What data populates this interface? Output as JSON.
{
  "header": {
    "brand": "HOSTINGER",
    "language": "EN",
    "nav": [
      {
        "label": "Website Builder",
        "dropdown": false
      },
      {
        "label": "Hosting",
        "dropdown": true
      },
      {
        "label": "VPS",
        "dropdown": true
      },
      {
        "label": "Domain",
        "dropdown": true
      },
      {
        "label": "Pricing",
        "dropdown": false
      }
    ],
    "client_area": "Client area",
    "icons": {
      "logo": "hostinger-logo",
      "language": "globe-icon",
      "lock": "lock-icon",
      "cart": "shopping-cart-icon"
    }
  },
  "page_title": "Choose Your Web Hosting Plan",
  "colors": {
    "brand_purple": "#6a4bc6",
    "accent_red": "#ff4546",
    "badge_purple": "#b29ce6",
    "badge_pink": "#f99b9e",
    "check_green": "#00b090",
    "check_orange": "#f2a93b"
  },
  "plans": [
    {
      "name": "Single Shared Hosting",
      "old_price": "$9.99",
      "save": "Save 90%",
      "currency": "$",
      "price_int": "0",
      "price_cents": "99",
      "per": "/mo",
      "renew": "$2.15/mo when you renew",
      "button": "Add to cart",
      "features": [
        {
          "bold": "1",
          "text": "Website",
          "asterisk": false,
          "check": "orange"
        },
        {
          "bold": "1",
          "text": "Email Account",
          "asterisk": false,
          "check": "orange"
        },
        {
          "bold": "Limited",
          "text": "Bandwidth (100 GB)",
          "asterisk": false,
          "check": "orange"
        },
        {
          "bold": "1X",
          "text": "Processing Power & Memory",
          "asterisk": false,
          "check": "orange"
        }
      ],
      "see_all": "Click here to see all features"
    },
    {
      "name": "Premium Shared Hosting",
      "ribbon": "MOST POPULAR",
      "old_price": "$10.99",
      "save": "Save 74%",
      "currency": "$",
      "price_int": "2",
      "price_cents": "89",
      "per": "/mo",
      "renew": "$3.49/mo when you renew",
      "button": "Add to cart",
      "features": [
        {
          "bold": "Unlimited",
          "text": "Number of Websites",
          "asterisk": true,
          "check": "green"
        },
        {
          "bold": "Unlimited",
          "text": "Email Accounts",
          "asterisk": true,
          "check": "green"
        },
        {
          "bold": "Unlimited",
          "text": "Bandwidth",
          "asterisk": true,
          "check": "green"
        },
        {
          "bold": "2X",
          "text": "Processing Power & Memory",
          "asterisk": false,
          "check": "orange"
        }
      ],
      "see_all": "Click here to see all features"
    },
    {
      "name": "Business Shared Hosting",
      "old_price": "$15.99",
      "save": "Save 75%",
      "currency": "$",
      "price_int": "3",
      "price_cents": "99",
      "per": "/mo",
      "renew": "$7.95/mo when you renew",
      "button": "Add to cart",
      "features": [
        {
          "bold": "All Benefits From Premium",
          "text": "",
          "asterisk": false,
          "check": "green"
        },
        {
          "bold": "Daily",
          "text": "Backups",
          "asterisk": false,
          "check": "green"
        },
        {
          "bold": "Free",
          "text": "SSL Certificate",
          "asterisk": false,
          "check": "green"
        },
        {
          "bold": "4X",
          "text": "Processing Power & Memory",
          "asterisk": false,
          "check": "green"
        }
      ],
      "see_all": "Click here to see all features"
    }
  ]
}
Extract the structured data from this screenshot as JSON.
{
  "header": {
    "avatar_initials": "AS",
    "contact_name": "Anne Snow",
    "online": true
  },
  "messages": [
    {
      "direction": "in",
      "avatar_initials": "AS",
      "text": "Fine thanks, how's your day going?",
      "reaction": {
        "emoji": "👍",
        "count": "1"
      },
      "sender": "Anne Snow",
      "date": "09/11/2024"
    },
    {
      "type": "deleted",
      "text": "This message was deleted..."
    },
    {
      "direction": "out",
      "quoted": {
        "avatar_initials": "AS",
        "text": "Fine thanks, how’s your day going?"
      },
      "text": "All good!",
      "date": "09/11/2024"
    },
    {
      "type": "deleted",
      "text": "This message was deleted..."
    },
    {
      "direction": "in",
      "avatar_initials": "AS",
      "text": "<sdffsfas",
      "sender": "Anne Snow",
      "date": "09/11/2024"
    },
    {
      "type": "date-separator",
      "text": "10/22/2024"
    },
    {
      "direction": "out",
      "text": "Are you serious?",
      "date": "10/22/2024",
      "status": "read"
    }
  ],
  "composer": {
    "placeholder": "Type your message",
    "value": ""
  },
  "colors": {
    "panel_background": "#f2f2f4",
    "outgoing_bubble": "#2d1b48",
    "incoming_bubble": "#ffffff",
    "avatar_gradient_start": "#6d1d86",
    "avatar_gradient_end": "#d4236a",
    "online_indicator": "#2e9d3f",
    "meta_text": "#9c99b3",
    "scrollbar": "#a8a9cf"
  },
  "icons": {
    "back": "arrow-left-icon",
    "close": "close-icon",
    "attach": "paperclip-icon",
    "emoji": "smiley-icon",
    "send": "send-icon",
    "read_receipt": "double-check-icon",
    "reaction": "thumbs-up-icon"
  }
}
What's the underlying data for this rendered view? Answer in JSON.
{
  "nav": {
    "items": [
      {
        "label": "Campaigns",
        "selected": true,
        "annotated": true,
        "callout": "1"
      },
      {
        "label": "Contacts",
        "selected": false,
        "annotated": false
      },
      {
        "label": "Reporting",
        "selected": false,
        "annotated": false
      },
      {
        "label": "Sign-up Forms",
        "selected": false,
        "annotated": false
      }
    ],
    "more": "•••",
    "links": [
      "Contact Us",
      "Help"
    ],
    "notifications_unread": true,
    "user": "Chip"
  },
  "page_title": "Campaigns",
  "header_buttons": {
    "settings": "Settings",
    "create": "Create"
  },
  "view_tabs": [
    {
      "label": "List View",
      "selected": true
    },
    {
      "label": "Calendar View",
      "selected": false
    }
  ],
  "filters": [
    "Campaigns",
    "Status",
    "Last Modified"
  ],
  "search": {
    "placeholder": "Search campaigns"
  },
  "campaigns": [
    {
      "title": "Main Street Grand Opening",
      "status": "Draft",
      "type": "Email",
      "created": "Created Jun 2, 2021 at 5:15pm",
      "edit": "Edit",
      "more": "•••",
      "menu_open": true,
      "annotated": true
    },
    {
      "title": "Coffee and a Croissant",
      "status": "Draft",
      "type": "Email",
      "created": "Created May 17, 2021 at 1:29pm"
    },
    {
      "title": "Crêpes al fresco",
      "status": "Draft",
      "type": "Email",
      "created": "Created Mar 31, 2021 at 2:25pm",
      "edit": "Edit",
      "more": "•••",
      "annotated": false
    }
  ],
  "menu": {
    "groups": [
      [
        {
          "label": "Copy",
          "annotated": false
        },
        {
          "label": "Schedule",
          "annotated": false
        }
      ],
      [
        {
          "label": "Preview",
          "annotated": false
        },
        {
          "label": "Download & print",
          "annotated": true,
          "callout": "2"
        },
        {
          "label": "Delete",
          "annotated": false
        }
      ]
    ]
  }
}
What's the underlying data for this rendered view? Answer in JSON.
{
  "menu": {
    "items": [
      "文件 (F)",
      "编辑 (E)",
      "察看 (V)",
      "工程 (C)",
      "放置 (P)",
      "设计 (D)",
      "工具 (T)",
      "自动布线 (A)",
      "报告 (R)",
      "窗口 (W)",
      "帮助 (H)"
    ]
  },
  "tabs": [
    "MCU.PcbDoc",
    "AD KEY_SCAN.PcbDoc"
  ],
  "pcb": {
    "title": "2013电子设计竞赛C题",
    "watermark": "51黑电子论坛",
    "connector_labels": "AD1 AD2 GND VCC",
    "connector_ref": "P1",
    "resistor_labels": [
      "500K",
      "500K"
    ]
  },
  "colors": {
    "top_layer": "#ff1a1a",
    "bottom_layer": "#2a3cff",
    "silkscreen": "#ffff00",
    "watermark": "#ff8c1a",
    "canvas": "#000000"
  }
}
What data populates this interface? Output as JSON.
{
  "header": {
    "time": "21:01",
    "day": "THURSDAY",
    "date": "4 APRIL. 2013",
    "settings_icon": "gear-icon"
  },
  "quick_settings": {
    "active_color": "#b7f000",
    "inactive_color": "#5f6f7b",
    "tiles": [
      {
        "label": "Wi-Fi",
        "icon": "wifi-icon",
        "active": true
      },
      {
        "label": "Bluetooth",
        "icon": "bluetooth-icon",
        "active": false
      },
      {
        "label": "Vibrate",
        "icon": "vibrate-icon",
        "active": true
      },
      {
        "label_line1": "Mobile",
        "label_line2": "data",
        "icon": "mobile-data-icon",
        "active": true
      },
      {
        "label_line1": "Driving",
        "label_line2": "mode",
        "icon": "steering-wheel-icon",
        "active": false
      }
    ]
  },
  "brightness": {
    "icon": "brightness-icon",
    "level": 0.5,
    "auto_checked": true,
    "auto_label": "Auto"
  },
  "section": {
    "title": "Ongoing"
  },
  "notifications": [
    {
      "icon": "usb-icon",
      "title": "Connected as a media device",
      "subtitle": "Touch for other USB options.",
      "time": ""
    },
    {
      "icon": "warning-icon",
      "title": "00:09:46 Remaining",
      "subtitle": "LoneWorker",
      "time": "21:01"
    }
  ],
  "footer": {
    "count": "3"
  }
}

__WRITTEN TASK__. Report how many lines include the word "data". Give nothing but the number.

__SOLUTION TO THIS PROBLEM__. 7